───── Selected text ─────

Having lost three-quarters or more oftheir original habitat over the past 100 years, lions are now mostly restricted to protected areas. Lions now occupy only about 8 percent of their historical range.
The organisation also reports that the poaching of lions for their bones and other parts has emerged as a more recent threat. Although lion bones are not part of Traditional Chinese Medicine, as tiger populations decline, these more readily available products are entering illegal wildlife markets as substitutes. Some lions are also killed for trophy.
There is also the challenge with “pet trade (people who want lion cubs), so they kill the lion’s parents to get the cubs and then also the illegal wildlife trade decimates the lion,” said Mark Ofua a veterinarian and conservationist.
Q: Lions, like other wild life help to maintain balance in the ecosystem, they also provide economic gain by boosting tourism.
According to Ofua, lions in Nigeria face the very open risk of extinction because of habitat loss, agricultural activities, human activities, forest encroachment, and illegal logging, which depletes the forest (savannah), and their habitat.
So, habitat loss is at the forefront. Also, very importantly, hunters that go into the bush to set snares for antelopes and other forms also catch the lion, injure them, kill them, and contribute to the decimation, he said.
No safety in Protected Areas
According to a report by WildAid, the lion is now considered conservation dependent, with most remaining lion populations living in and around protected areas.
Africa’s magnificent national parks, game reserves and other protected wildlife landscapes are essential to the species’ survival. However, the general insecurity in African countries including Nigeria has made the parks unsafe. Many protected areas are vulnerable to the same anthropogenic threats that occur in human-dominated landscapes outside their boundaries.
As human occupation of African savannas expands, villages are established along, and sometimes within, the protected area borders, and livestock graze within the boundaries. This drives an escalation of human/carnivore interactions which leads to inevitable conflict.
This conflict takes two mainforms. First, livestock grazing in PAs results in competition with lion prey species and can lead to degraded habitat, both of which can drive a reduction in the numbers of native herbivores. Second, lions are more likely to encounter domestic herds and may resort to killing stock, particularly as wild prey numbers are depleted. This, in turn, provokes retaliatory killing of lions by herders and ranchers.

─────

Pick up the article on threats to lions from its last sentence and carry it forward. The rows are separate from the article on threats to lions.

───── Records shown ─────

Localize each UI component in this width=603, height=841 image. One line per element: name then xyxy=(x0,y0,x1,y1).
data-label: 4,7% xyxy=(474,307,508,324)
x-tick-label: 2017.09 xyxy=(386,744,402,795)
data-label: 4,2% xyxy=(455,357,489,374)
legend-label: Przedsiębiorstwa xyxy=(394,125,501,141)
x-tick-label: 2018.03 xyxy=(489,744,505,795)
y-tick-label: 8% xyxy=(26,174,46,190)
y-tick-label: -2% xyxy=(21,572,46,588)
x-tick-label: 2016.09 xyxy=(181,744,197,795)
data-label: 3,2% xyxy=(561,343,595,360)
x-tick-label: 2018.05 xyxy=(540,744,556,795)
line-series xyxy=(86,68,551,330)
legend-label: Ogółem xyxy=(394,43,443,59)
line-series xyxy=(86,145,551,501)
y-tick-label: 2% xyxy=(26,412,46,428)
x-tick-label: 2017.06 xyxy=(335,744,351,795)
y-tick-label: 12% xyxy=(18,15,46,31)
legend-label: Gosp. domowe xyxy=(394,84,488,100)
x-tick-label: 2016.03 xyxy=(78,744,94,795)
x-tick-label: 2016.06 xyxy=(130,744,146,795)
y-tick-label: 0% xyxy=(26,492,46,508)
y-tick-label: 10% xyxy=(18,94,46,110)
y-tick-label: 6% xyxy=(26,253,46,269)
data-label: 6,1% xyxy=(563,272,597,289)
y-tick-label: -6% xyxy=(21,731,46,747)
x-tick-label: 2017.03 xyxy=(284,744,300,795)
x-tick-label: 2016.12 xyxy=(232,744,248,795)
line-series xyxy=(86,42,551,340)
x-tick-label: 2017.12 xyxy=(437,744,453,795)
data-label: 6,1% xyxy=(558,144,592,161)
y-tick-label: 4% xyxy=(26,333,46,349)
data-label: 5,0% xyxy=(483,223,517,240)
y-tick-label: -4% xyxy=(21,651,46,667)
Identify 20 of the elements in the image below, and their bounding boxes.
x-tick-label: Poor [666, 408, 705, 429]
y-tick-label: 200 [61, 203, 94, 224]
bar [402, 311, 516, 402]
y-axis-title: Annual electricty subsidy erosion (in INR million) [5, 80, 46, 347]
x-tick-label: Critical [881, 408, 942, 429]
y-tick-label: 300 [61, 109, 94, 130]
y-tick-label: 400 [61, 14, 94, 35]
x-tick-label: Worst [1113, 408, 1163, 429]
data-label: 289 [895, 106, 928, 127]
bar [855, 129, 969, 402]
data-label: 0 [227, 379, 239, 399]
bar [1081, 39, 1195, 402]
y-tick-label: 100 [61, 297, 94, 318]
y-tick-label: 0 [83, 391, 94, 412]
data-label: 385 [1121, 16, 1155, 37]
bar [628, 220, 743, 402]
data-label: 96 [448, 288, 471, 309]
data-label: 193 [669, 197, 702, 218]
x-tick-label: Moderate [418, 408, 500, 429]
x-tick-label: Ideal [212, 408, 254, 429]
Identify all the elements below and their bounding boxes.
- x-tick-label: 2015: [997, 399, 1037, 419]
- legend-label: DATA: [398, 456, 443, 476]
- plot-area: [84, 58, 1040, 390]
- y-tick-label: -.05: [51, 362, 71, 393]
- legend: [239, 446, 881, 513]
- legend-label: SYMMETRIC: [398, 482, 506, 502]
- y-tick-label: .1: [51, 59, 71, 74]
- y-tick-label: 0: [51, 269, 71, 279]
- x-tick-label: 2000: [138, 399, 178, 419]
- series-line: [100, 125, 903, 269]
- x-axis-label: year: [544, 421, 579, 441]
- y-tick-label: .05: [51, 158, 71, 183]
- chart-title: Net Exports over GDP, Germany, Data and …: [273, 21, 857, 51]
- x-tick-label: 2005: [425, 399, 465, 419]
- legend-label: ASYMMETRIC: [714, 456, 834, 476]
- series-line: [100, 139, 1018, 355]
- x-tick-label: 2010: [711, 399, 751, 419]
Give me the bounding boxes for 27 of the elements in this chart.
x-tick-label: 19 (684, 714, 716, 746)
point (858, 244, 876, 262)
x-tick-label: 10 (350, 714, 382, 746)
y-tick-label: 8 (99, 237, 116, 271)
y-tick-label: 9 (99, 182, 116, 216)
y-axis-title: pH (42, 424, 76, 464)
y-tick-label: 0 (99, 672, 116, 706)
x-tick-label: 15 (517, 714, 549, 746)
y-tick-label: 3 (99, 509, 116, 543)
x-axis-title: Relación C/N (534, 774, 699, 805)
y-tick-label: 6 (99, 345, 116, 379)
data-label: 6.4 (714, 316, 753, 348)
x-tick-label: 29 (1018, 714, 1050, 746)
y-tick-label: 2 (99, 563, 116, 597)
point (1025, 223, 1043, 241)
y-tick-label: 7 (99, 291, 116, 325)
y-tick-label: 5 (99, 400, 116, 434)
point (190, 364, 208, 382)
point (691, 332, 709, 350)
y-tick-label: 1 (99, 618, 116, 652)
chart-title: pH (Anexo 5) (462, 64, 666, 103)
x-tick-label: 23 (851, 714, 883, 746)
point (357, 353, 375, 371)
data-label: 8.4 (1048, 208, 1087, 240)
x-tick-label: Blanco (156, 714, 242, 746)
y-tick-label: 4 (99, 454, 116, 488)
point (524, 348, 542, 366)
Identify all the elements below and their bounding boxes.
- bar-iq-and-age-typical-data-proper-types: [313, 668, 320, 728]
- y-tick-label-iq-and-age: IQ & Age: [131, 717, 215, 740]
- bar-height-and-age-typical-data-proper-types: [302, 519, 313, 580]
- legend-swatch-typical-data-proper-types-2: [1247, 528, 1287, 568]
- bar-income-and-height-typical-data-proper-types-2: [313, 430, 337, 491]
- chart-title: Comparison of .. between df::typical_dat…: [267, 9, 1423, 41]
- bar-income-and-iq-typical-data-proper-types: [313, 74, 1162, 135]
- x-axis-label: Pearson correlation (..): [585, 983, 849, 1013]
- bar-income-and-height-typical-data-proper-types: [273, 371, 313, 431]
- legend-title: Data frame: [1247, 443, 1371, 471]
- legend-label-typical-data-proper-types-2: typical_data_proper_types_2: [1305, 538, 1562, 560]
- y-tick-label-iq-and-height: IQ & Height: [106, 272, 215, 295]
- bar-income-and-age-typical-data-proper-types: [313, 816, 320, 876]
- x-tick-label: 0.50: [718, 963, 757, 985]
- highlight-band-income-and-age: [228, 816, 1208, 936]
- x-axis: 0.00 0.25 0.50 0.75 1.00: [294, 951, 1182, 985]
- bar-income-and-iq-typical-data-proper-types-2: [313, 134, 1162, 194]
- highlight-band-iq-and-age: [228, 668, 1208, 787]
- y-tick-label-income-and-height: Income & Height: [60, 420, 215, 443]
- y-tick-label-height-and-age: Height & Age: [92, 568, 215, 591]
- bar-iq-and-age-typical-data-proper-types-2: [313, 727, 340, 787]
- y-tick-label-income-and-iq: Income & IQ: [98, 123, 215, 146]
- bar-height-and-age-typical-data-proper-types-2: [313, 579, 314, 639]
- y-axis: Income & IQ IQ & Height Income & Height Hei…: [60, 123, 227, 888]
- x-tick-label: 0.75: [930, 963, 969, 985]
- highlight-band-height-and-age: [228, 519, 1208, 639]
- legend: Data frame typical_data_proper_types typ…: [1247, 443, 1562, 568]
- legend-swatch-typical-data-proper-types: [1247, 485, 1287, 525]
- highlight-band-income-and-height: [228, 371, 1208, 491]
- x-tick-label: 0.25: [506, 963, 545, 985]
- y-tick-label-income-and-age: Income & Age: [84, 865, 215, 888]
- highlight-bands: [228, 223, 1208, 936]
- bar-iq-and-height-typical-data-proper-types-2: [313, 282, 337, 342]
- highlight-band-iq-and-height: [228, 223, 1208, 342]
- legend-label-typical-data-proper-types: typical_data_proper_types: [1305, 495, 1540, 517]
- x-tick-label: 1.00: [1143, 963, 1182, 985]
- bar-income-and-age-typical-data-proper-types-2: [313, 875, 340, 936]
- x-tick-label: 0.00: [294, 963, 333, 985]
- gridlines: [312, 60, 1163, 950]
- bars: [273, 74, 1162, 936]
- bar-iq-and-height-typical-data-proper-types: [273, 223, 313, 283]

─────

Result of this exercise |
Encroachment of people and their livestock into PAs and the associated pressure on lions is now regarded as one of the top three threats to the species in West, Central, East and parts of Southern Africa. Human encroachment is also associated with illegal bushmeat hunting—another severe threat to both lions and their prey, notes Wild Aid.
The organisation is calling for action to reinforce protected areas which could even be a massive conservation opportunity requiring immense support. If secured, their land area would ensure the long-term survival of the lion and that of many other species.
A country with a healthy lion population can make money from it. Knights said that in East Africa, in a place like Tanzania with 8,000 lions, the country can make a million dollars in the lifetime of a lion from tourism revenue.
“People will love to see lions in the wild, so the hope here in Nigeria is we can protect this population and rebuild them. Eventually, you will be able to go and see wild lions here in Nigeria, in parks like Yankari. WildAid is embarking on a big campaign worldwide about the plight of the lion.
“We are also working in some cases on projects with carbon offsets, where carbon offsets companies in America and in Europe pay to store carbon because they have a carbon footprint, and that money can be used to protect forests and lion habitats and to help local people as well.
“So, we think that is a way in the future that we can help rebuild the lion population of Africa,” Knights said.